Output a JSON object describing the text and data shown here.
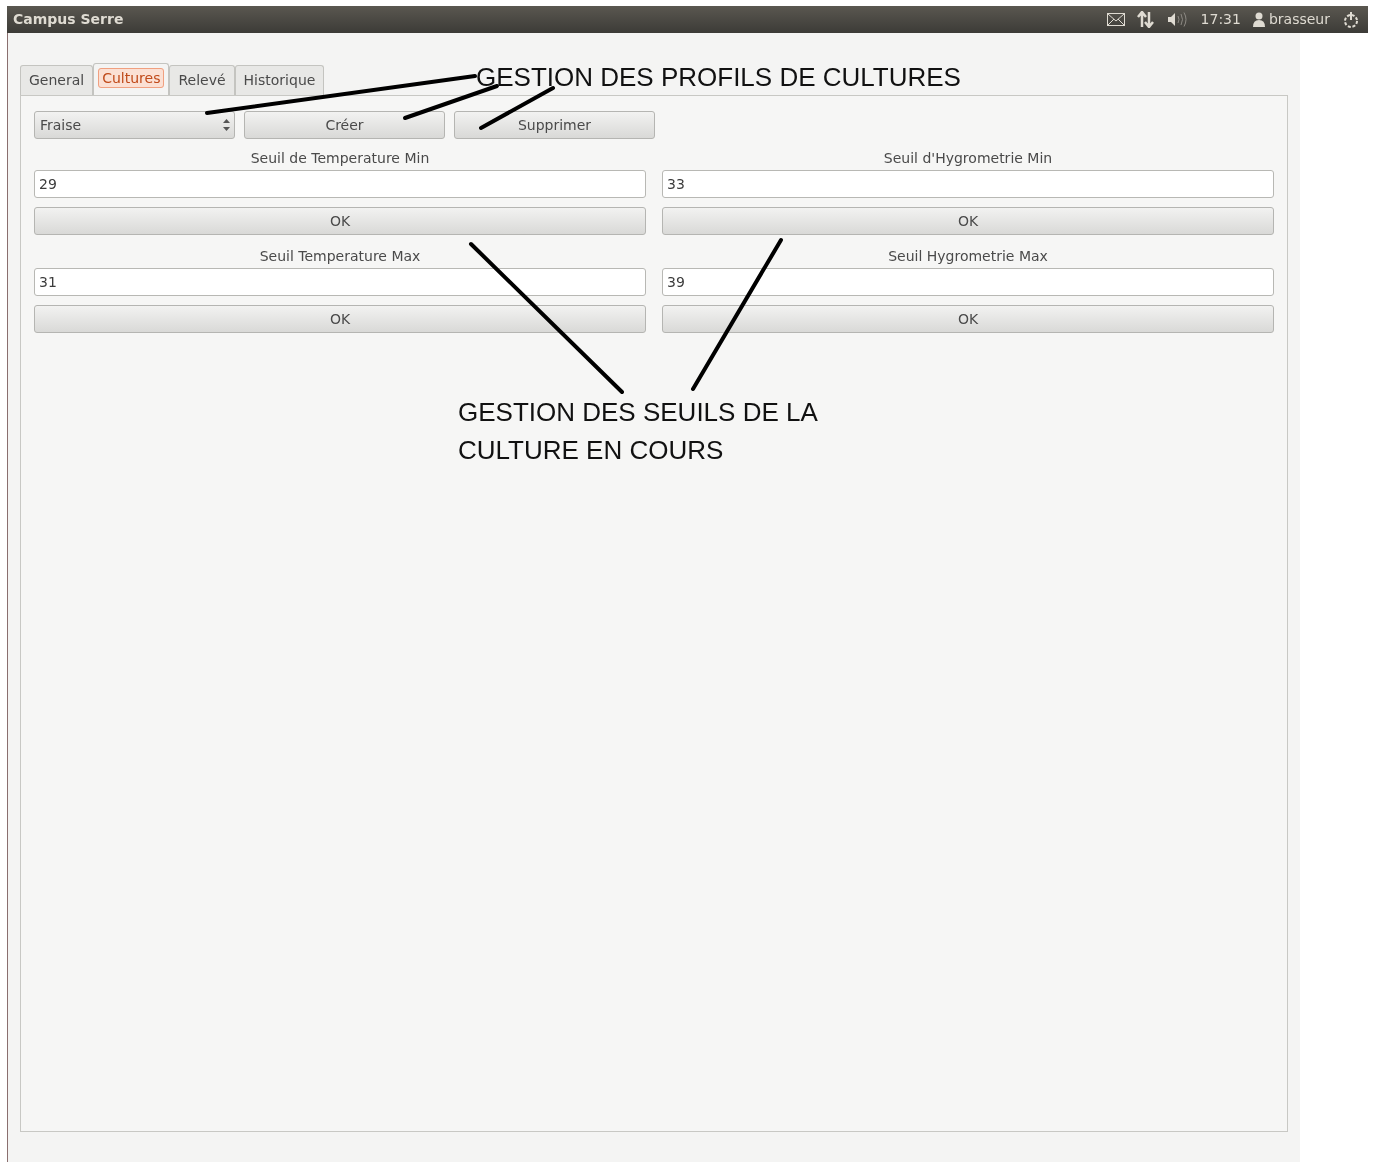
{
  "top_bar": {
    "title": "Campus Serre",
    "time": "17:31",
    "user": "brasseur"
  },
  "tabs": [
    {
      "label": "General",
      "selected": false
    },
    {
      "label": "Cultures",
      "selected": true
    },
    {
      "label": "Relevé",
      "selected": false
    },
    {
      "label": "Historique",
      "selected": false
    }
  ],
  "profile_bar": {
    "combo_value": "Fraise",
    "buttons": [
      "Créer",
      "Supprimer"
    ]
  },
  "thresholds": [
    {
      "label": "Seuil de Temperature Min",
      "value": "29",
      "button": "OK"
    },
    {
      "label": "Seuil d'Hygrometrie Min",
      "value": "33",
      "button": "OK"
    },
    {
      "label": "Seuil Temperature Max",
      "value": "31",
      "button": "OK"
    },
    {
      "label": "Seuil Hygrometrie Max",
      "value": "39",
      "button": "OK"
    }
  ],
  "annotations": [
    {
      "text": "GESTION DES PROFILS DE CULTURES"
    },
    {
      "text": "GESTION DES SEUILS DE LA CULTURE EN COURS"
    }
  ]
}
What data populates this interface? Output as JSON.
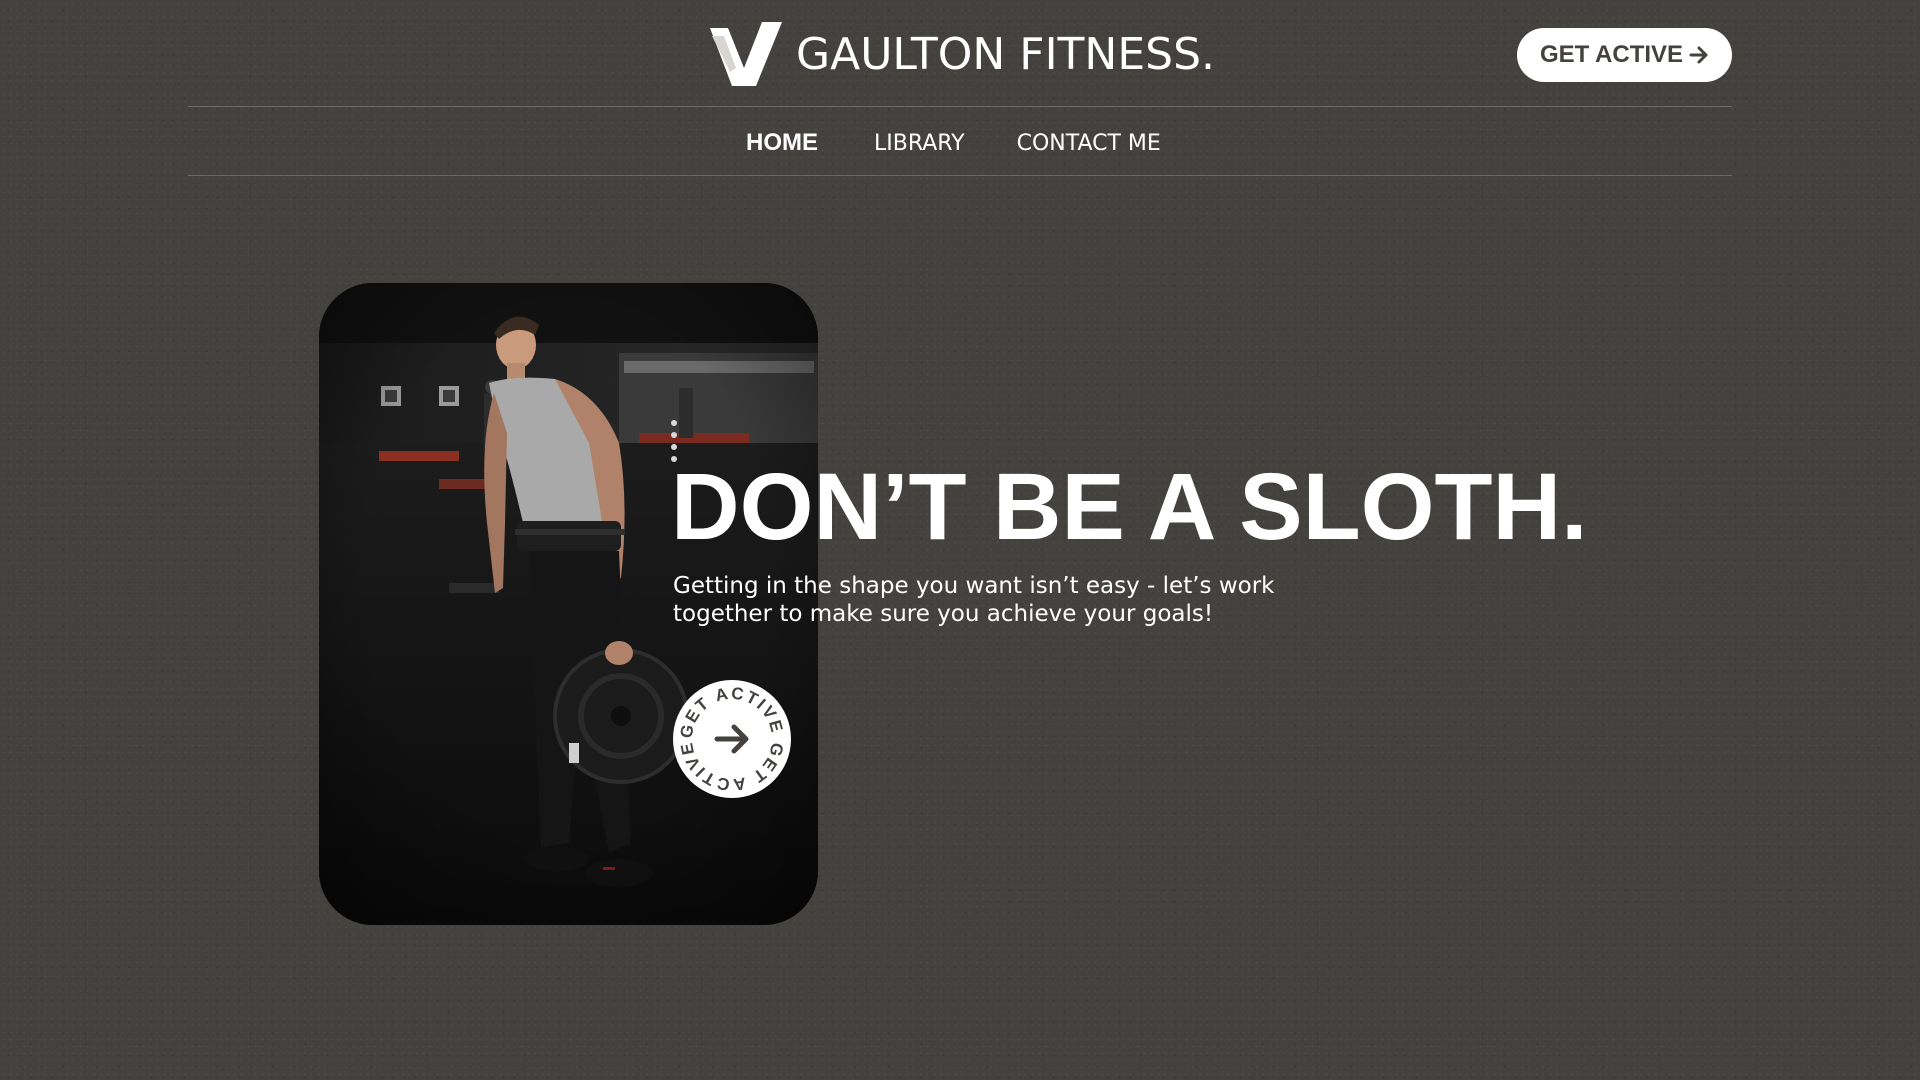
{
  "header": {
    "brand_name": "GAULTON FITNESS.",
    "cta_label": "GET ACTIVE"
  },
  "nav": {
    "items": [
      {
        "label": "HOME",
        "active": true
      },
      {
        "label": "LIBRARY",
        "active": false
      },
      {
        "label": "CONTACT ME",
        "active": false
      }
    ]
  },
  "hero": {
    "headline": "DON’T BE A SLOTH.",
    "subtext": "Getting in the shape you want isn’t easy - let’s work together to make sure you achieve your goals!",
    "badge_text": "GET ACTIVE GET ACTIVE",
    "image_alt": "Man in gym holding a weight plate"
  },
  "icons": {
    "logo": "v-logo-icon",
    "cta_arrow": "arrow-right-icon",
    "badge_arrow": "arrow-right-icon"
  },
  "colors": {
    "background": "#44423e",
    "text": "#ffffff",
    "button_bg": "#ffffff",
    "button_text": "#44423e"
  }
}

══════════════════════════════

What the task asks:
Quote, please, only the lines running from the one with "What data populates" down to the final line of the data above, keeping both ends and skipping the pictures.

Answer to the task:
What data populates this interface? Output as JSON.
{
  "header": {
    "brand_name": "GAULTON FITNESS.",
    "cta_label": "GET ACTIVE"
  },
  "nav": {
    "items": [
      {
        "label": "HOME",
        "active": true
      },
      {
        "label": "LIBRARY",
        "active": false
      },
      {
        "label": "CONTACT ME",
        "active": false
      }
    ]
  },
  "hero": {
    "headline": "DON’T BE A SLOTH.",
    "subtext": "Getting in the shape you want isn’t easy - let’s work together to make sure you achieve your goals!",
    "badge_text": "GET ACTIVE GET ACTIVE",
    "image_alt": "Man in gym holding a weight plate"
  },
  "icons": {
    "logo": "v-logo-icon",
    "cta_arrow": "arrow-right-icon",
    "badge_arrow": "arrow-right-icon"
  },
  "colors": {
    "background": "#44423e",
    "text": "#ffffff",
    "button_bg": "#ffffff",
    "button_text": "#44423e"
  }
}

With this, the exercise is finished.